GIVEN PROBLEM
Copy the data word for word, keeping every line.

>> start DATASET

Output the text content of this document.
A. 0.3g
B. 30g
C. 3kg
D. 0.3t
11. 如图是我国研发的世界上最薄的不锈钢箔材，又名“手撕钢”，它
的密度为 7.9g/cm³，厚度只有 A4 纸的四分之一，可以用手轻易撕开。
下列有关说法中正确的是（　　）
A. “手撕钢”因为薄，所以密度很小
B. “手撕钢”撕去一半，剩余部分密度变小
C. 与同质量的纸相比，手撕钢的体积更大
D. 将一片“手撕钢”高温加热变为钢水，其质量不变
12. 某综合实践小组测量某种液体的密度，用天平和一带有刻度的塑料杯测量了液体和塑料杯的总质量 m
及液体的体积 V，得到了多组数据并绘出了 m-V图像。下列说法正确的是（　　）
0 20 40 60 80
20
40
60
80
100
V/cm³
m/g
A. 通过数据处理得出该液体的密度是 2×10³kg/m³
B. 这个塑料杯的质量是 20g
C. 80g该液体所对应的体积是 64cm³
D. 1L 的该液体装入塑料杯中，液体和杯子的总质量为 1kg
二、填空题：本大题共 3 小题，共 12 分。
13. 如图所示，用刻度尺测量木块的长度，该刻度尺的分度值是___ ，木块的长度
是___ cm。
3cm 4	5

>> end DATASET

ANSWER TO THIS TASK
Output the text content of this document.
A. 0.3g
B. 30g
C. 3kg
D. 0.3t
11. 如图是我国研发的世界上最薄的不锈钢箔材，又名“手撕钢”，它
的密度为 7.9g/cm³，厚度只有 A4 纸的四分之一，可以用手轻易撕开。
下列有关说法中正确的是（　　）
A. “手撕钢”因为薄，所以密度很小
B. “手撕钢”撕去一半，剩余部分密度变小
C. 与同质量的纸相比，手撕钢的体积更大
D. 将一片“手撕钢”高温加热变为钢水，其质量不变
12. 某综合实践小组测量某种液体的密度，用天平和一带有刻度的塑料杯测量了液体和塑料杯的总质量 m
及液体的体积 V，得到了多组数据并绘出了 m-V图像。下列说法正确的是（　　）
0 20 40 60 80
20
40
60
80
100
V/cm³
m/g
A. 通过数据处理得出该液体的密度是 2×10³kg/m³
B. 这个塑料杯的质量是 20g
C. 80g该液体所对应的体积是 64cm³
D. 1L 的该液体装入塑料杯中，液体和杯子的总质量为 1kg
二、填空题：本大题共 3 小题，共 12 分。
13. 如图所示，用刻度尺测量木块的长度，该刻度尺的分度值是___ ，木块的长度
是___ cm。
3cm 4	5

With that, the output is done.